## Begin ITEMS

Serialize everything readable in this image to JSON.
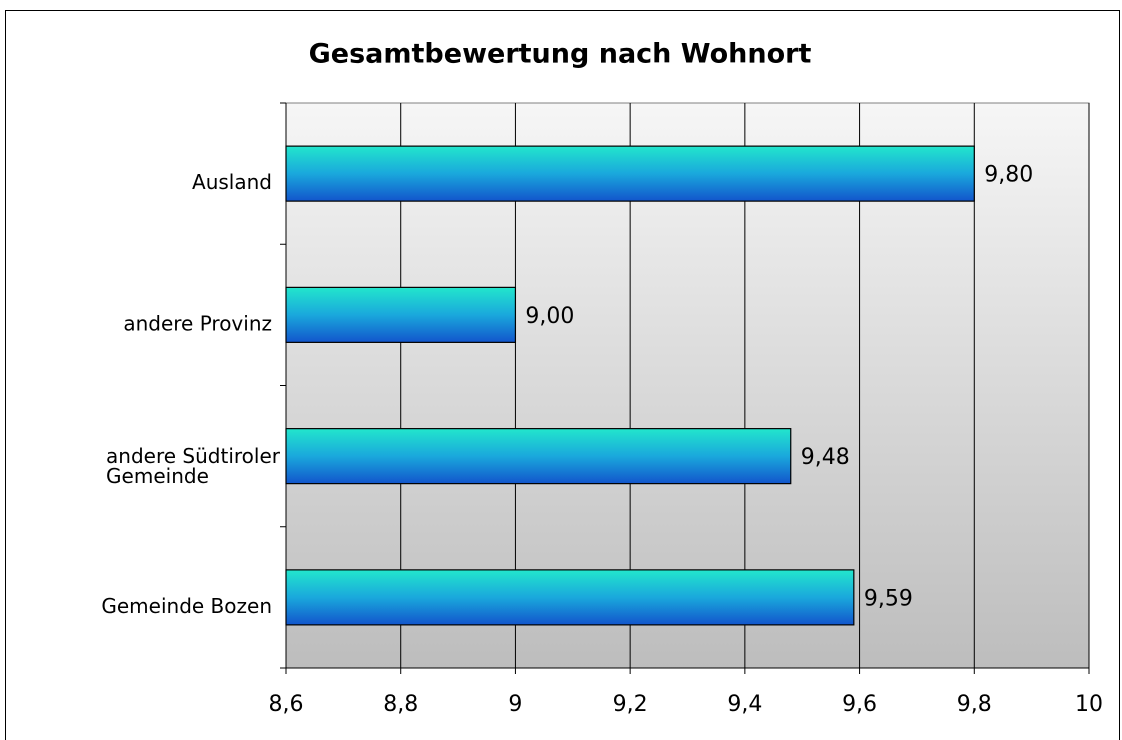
{
  "chart_data": {
    "type": "bar",
    "orientation": "horizontal",
    "title": "Gesamtbewertung nach Wohnort",
    "categories": [
      "Ausland",
      "andere Provinz",
      "andere Südtiroler Gemeinde",
      "Gemeinde Bozen"
    ],
    "values": [
      9.8,
      9.0,
      9.48,
      9.59
    ],
    "value_labels": [
      "9,80",
      "9,00",
      "9,48",
      "9,59"
    ],
    "xlim": [
      8.6,
      10
    ],
    "xticks": [
      {
        "value": 8.6,
        "label": "8,6"
      },
      {
        "value": 8.8,
        "label": "8,8"
      },
      9,
      {
        "value": 9.2,
        "label": "9,2"
      },
      {
        "value": 9.4,
        "label": "9,4"
      },
      {
        "value": 9.6,
        "label": "9,6"
      },
      {
        "value": 9.8,
        "label": "9,8"
      },
      10
    ],
    "grid": true
  }
}
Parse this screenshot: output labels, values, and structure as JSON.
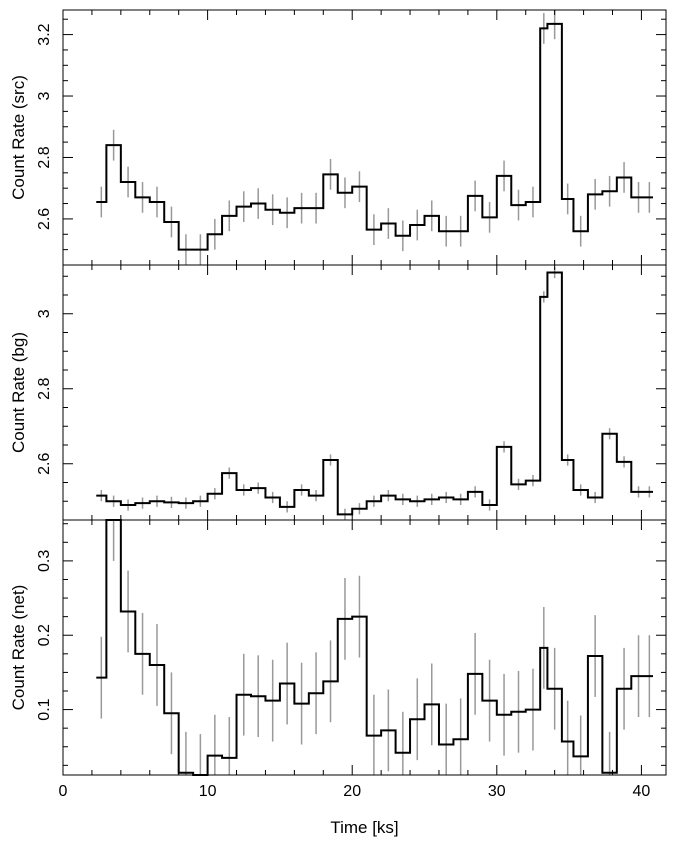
{
  "chart_data": [
    {
      "type": "line",
      "step": true,
      "ylabel": "Count Rate (src)",
      "xlim": [
        0,
        41.7
      ],
      "ylim": [
        2.45,
        3.28
      ],
      "yticks": [
        2.6,
        2.8,
        3,
        3.2
      ],
      "ytick_labels": [
        "2.6",
        "2.8",
        "3",
        "3.2"
      ],
      "bin_edges": [
        2.3,
        3.0,
        4.0,
        5.0,
        6.0,
        7.0,
        8.0,
        9.0,
        10.0,
        11.0,
        12.0,
        13.0,
        14.0,
        15.0,
        16.0,
        17.0,
        18.0,
        19.0,
        20.0,
        21.0,
        22.0,
        23.0,
        24.0,
        25.0,
        26.0,
        27.0,
        28.0,
        29.0,
        30.0,
        31.0,
        32.0,
        33.0,
        33.5,
        34.5,
        35.3,
        36.3,
        37.3,
        38.3,
        39.3,
        40.3,
        40.8
      ],
      "values": [
        2.655,
        2.84,
        2.72,
        2.67,
        2.655,
        2.59,
        2.5,
        2.5,
        2.55,
        2.61,
        2.64,
        2.65,
        2.63,
        2.62,
        2.635,
        2.635,
        2.745,
        2.685,
        2.705,
        2.565,
        2.585,
        2.545,
        2.58,
        2.61,
        2.56,
        2.56,
        2.675,
        2.605,
        2.74,
        2.645,
        2.655,
        3.22,
        3.235,
        2.665,
        2.56,
        2.68,
        2.69,
        2.735,
        2.67,
        2.67
      ],
      "error": [
        0.05,
        0.05,
        0.05,
        0.05,
        0.05,
        0.05,
        0.05,
        0.05,
        0.05,
        0.05,
        0.05,
        0.05,
        0.05,
        0.05,
        0.05,
        0.05,
        0.05,
        0.05,
        0.05,
        0.05,
        0.05,
        0.05,
        0.05,
        0.05,
        0.05,
        0.05,
        0.05,
        0.05,
        0.05,
        0.05,
        0.05,
        0.05,
        0.05,
        0.05,
        0.05,
        0.05,
        0.05,
        0.05,
        0.05,
        0.05
      ]
    },
    {
      "type": "line",
      "step": true,
      "ylabel": "Count Rate (bg)",
      "xlim": [
        0,
        41.7
      ],
      "ylim": [
        2.45,
        3.13
      ],
      "yticks": [
        2.6,
        2.8,
        3
      ],
      "ytick_labels": [
        "2.6",
        "2.8",
        "3"
      ],
      "bin_edges": [
        2.3,
        3.0,
        4.0,
        5.0,
        6.0,
        7.0,
        8.0,
        9.0,
        10.0,
        11.0,
        12.0,
        13.0,
        14.0,
        15.0,
        16.0,
        17.0,
        18.0,
        19.0,
        20.0,
        21.0,
        22.0,
        23.0,
        24.0,
        25.0,
        26.0,
        27.0,
        28.0,
        29.0,
        30.0,
        31.0,
        32.0,
        33.0,
        33.5,
        34.5,
        35.3,
        36.3,
        37.3,
        38.3,
        39.3,
        40.3,
        40.8
      ],
      "values": [
        2.515,
        2.5,
        2.49,
        2.495,
        2.5,
        2.497,
        2.495,
        2.5,
        2.52,
        2.575,
        2.53,
        2.535,
        2.51,
        2.485,
        2.53,
        2.515,
        2.61,
        2.465,
        2.48,
        2.5,
        2.515,
        2.505,
        2.5,
        2.505,
        2.51,
        2.505,
        2.525,
        2.49,
        2.645,
        2.545,
        2.555,
        3.045,
        3.11,
        2.61,
        2.53,
        2.51,
        2.68,
        2.605,
        2.525,
        2.525
      ],
      "error": [
        0.015,
        0.015,
        0.015,
        0.015,
        0.015,
        0.015,
        0.015,
        0.015,
        0.015,
        0.015,
        0.015,
        0.015,
        0.015,
        0.015,
        0.015,
        0.015,
        0.015,
        0.015,
        0.015,
        0.015,
        0.015,
        0.015,
        0.015,
        0.015,
        0.015,
        0.015,
        0.015,
        0.015,
        0.015,
        0.015,
        0.015,
        0.015,
        0.015,
        0.015,
        0.015,
        0.015,
        0.015,
        0.015,
        0.015,
        0.015
      ]
    },
    {
      "type": "line",
      "step": true,
      "ylabel": "Count Rate (net)",
      "xlabel": "Time [ks]",
      "xlim": [
        0,
        41.7
      ],
      "ylim": [
        0.012,
        0.355
      ],
      "xticks": [
        0,
        10,
        20,
        30,
        40
      ],
      "xtick_labels": [
        "0",
        "10",
        "20",
        "30",
        "40"
      ],
      "yticks": [
        0.1,
        0.2,
        0.3
      ],
      "ytick_labels": [
        "0.1",
        "0.2",
        "0.3"
      ],
      "bin_edges": [
        2.3,
        3.0,
        4.0,
        5.0,
        6.0,
        7.0,
        8.0,
        9.0,
        10.0,
        11.0,
        12.0,
        13.0,
        14.0,
        15.0,
        16.0,
        17.0,
        18.0,
        19.0,
        20.0,
        21.0,
        22.0,
        23.0,
        24.0,
        25.0,
        26.0,
        27.0,
        28.0,
        29.0,
        30.0,
        31.0,
        32.0,
        33.0,
        33.5,
        34.5,
        35.3,
        36.3,
        37.3,
        38.3,
        39.3,
        40.3,
        40.8
      ],
      "values": [
        0.143,
        0.355,
        0.232,
        0.175,
        0.16,
        0.095,
        0.015,
        0.012,
        0.038,
        0.035,
        0.12,
        0.118,
        0.112,
        0.135,
        0.108,
        0.122,
        0.138,
        0.222,
        0.225,
        0.065,
        0.072,
        0.042,
        0.087,
        0.107,
        0.053,
        0.06,
        0.148,
        0.112,
        0.093,
        0.097,
        0.1,
        0.183,
        0.128,
        0.057,
        0.037,
        0.172,
        0.015,
        0.128,
        0.145,
        0.145
      ],
      "error": [
        0.055,
        0.055,
        0.055,
        0.055,
        0.055,
        0.055,
        0.055,
        0.055,
        0.055,
        0.055,
        0.055,
        0.055,
        0.055,
        0.055,
        0.055,
        0.055,
        0.055,
        0.055,
        0.055,
        0.055,
        0.055,
        0.055,
        0.055,
        0.055,
        0.055,
        0.055,
        0.055,
        0.055,
        0.055,
        0.055,
        0.055,
        0.055,
        0.055,
        0.055,
        0.055,
        0.055,
        0.055,
        0.055,
        0.055,
        0.055
      ]
    }
  ],
  "colors": {
    "line": "#000000",
    "error_bar": "#999999",
    "frame": "#000000",
    "background": "#ffffff"
  }
}
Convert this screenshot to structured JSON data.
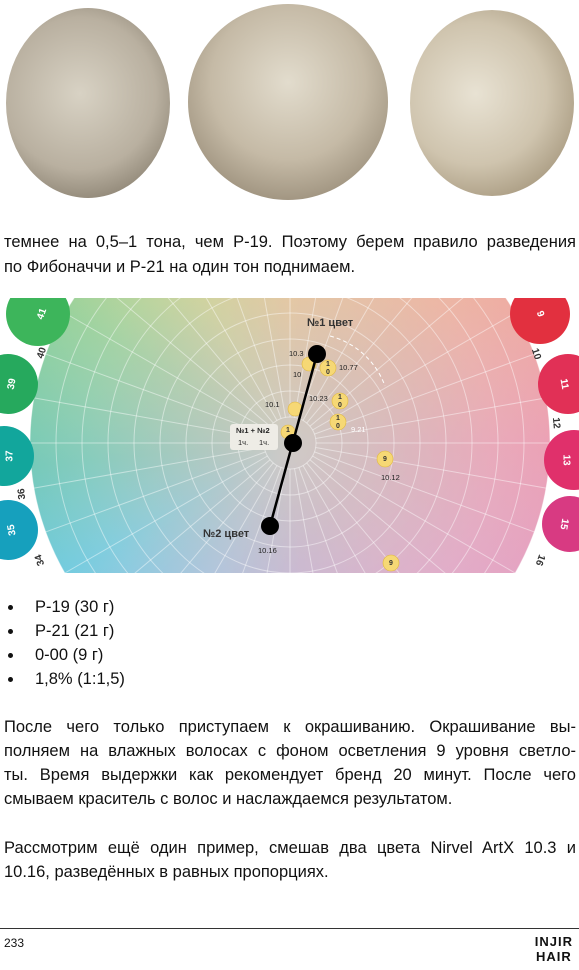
{
  "intro": {
    "lines": [
      "темнее на 0,5–1 тона, чем Р-19. Поэтому берем правило разведения",
      "по Фибоначчи и Р-21 на один тон поднимаем."
    ]
  },
  "wheel": {
    "outer_circles": [
      "41",
      "39",
      "37",
      "35",
      "9",
      "11",
      "13",
      "15"
    ],
    "outer_numbers": [
      "40",
      "36",
      "34",
      "10",
      "12",
      "16"
    ],
    "color1": "№1 цвет",
    "color2": "№2 цвет",
    "mix": "№1 + №2",
    "mix_parts": [
      "1ч.",
      "1ч."
    ],
    "shades": [
      "10.3",
      "10",
      "10.77",
      "10.1",
      "10.23",
      "9.21",
      "10.12",
      "10.16"
    ],
    "dots": [
      "1",
      "0",
      "1",
      "0",
      "1",
      "0",
      "1",
      "9",
      "9"
    ]
  },
  "bullets": [
    "Р-19 (30 г)",
    "Р-21 (21 г)",
    "0-00 (9 г)",
    "1,8% (1:1,5)"
  ],
  "body": {
    "lines": [
      "После чего только приступаем к окрашиванию. Окрашивание вы-",
      "полняем на влажных волосах с фоном осветления 9 уровня светло-",
      "ты. Время выдержки как рекомендует бренд 20 минут. После чего",
      "смываем краситель с волос и наслаждаемся результатом."
    ]
  },
  "closing": {
    "lines": [
      "Рассмотрим ещё один пример, смешав два цвета Nirvel ArtX 10.3 и",
      "10.16, разведённых в равных пропорциях."
    ]
  },
  "footer": {
    "page_number": "233",
    "logo": [
      "INJIR",
      "HAIR"
    ]
  }
}
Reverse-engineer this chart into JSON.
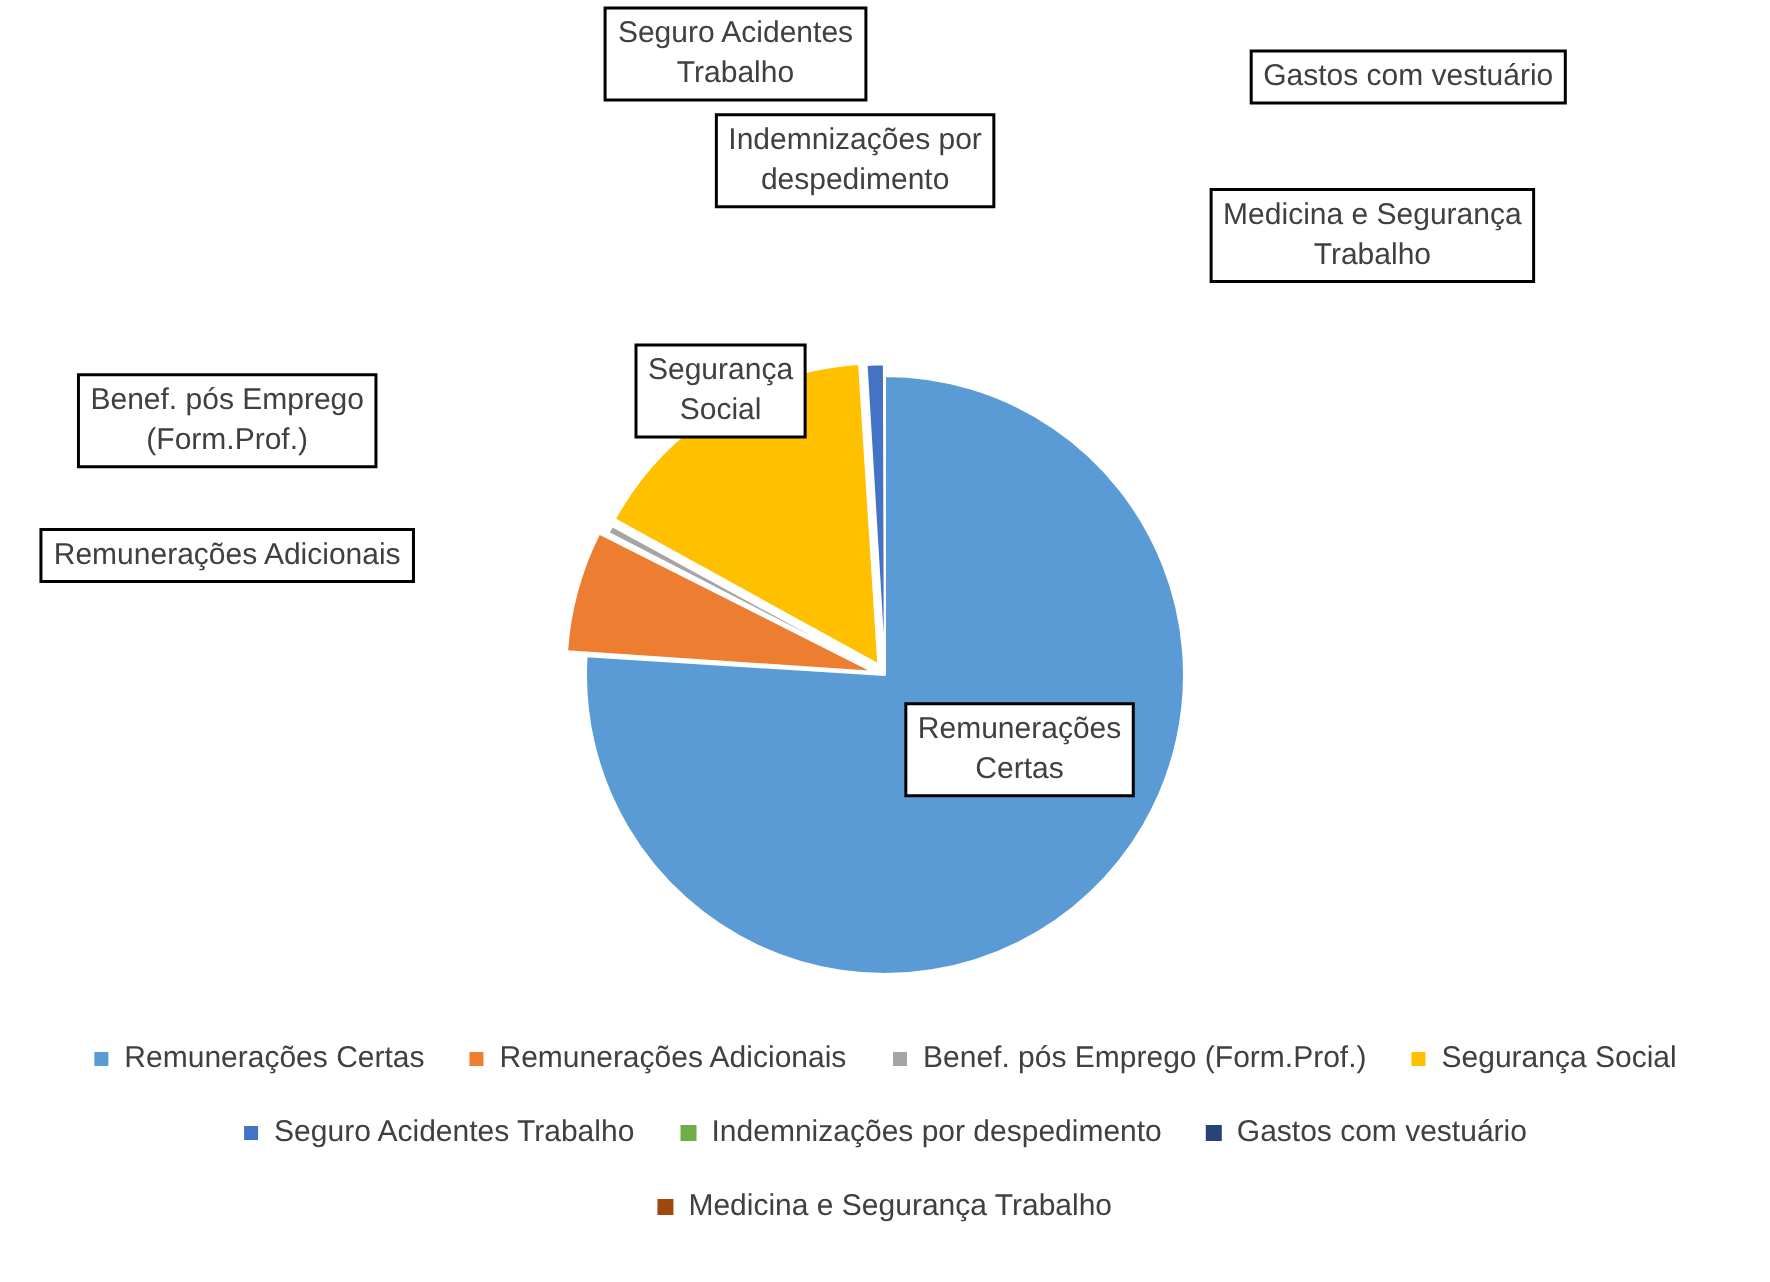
{
  "chart_data": {
    "type": "pie",
    "categories": [
      "Remunerações Certas",
      "Remunerações Adicionais",
      "Benef. pós Emprego (Form.Prof.)",
      "Segurança Social",
      "Seguro Acidentes Trabalho",
      "Indemnizações por despedimento",
      "Gastos com vestuário",
      "Medicina e Segurança Trabalho"
    ],
    "values": [
      76,
      6.5,
      0.5,
      16,
      1,
      0,
      0,
      0
    ],
    "colors": [
      "#5b9bd5",
      "#ed7d31",
      "#a5a5a5",
      "#ffc000",
      "#4472c4",
      "#70ad47",
      "#264478",
      "#9e480e"
    ],
    "legend": "bottom"
  }
}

## End ITEMS

Search the lines for "чего". Copy each line that has it.

      "После чего только приступаем к окрашиванию. Окрашивание вы-",
      "ты. Время выдержки как рекомендует бренд 20 минут. После чего",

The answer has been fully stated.